Я послал тебе два сценария. Оба они были приняты и не поставлены. Буду тебе очень благодарен, если ты придумаешь, что с ними делать, и прости, что затрудняю тебя. Ты как-то разрешил прислать их тебе. Я никого не знаю ни в Мосфильме, ни в Укрфильме.
Мы все ждали тебя, ты, кажется, собирался приехать. Юрий у нас (Заречная, 6) и чувствует себя немного лучше. Работает. Лида сердечно кланяется. Насчет квартиры Юрия теперь ясно, в чем дело – не хватает тебя. Целую,
твой Веня
17/VII
(приписка – рукою Тынянова)
Дорогой Витя!
Целую, лечусь, размышляю. Тебя поджидаю.
Юрий
Комментарий:
Это письмо относится к той полосе моей жизни, когда, увлекшись работой над романом «Исполнение желаний» (отнявшему у меня три года), я оказался в трудном материальном положении и пытался улучшить его, написав два сценария «Спаситель империи» и «Новый Робинзон». За сценарии платили (и платят) хорошо, и писал я их легко и быстро. Легкость была кажущейся, а быстрота и качество неизменно оказывались в дурных отношениях друг к другу. Но я никак не мог заставить себя в работе над сценариями относиться к слову с такой же требовательностью и серьезностью, которые были естественны и необходимы в работе над прозой.

Исходные данные |
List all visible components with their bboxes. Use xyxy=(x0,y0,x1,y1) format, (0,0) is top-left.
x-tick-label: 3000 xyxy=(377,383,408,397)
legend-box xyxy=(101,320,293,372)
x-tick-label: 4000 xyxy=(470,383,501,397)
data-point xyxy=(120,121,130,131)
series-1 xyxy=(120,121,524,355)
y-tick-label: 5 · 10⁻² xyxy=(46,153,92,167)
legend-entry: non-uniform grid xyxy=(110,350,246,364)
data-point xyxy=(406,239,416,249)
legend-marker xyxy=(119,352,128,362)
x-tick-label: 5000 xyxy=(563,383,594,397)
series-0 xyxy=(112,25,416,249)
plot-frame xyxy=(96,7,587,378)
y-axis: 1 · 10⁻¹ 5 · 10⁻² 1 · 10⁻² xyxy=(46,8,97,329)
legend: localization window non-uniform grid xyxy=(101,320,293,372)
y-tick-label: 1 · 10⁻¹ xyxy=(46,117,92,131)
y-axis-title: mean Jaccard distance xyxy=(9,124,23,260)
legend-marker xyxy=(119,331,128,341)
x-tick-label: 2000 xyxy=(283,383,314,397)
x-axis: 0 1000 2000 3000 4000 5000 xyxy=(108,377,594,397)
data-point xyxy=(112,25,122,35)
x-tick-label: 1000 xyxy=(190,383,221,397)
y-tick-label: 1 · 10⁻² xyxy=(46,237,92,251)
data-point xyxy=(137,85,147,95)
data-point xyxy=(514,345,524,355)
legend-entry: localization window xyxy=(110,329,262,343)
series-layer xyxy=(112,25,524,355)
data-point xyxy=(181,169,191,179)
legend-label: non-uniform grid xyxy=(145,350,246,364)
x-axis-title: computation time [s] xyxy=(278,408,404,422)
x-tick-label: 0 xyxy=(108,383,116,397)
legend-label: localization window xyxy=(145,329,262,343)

Письменное задание 1 | Выведите без изменений часть фрагмента текста от слов «Я послал тебе» до слов «(приписка – рукою Тынянова)».
Письменное задание 2 | Поменяйте «data-point» на «point» в записях от их начала до строки с «plot-frame xyxy=(96,7,587,378)» включительно. Приведите только эти строки, больше ничего в них не меняя.

Ответ к заданию 1 |
Я послал тебе два сценария. Оба они были приняты и не поставлены. Буду тебе очень благодарен, если ты придумаешь, что с ними делать, и прости, что затрудняю тебя. Ты как-то разрешил прислать их тебе. Я никого не знаю ни в Мосфильме, ни в Укрфильме.
Мы все ждали тебя, ты, кажется, собирался приехать. Юрий у нас (Заречная, 6) и чувствует себя немного лучше. Работает. Лида сердечно кланяется. Насчет квартиры Юрия теперь ясно, в чем дело – не хватает тебя. Целую,
твой Веня
17/VII
(приписка – рукою Тынянова)

Ответ к заданию 2 |
List all visible components with their bboxes. Use xyxy=(x0,y0,x1,y1) format, (0,0) is top-left.
x-tick-label: 3000 xyxy=(377,383,408,397)
legend-box xyxy=(101,320,293,372)
x-tick-label: 4000 xyxy=(470,383,501,397)
point xyxy=(120,121,130,131)
series-1 xyxy=(120,121,524,355)
y-tick-label: 5 · 10⁻² xyxy=(46,153,92,167)
legend-entry: non-uniform grid xyxy=(110,350,246,364)
point xyxy=(406,239,416,249)
legend-marker xyxy=(119,352,128,362)
x-tick-label: 5000 xyxy=(563,383,594,397)
series-0 xyxy=(112,25,416,249)
plot-frame xyxy=(96,7,587,378)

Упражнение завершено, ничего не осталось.